### Your objective
Show every line of the records below that contains the word "this".

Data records

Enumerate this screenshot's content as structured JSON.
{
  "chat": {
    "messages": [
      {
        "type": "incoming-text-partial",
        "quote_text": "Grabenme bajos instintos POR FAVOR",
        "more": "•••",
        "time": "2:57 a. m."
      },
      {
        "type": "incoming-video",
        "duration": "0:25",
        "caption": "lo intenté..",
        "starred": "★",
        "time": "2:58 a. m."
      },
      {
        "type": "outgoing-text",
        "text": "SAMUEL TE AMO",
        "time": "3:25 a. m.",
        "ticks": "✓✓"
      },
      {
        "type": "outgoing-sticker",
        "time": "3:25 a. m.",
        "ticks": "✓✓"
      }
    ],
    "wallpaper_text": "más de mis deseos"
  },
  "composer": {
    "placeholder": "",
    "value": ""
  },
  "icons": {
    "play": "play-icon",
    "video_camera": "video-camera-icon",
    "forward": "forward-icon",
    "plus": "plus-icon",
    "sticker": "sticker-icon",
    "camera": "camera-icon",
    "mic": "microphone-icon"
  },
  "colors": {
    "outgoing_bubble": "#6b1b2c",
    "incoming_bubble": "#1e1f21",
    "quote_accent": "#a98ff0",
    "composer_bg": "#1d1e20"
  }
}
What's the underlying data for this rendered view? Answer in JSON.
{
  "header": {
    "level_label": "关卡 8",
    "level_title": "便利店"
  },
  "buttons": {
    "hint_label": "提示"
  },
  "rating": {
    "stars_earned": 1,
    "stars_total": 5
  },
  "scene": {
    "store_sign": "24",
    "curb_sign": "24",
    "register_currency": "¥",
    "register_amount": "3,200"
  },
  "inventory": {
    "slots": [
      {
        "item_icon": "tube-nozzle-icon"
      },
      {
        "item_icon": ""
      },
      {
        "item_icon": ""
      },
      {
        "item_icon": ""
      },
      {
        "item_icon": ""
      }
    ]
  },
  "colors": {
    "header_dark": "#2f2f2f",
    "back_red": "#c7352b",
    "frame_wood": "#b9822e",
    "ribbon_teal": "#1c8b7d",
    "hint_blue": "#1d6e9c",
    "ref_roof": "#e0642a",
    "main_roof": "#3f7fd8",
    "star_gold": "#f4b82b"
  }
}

### Solution to the problem
Enumerate this screenshot's content as structured JSON.
What's the underlying data for this rendered view? Answer in JSON.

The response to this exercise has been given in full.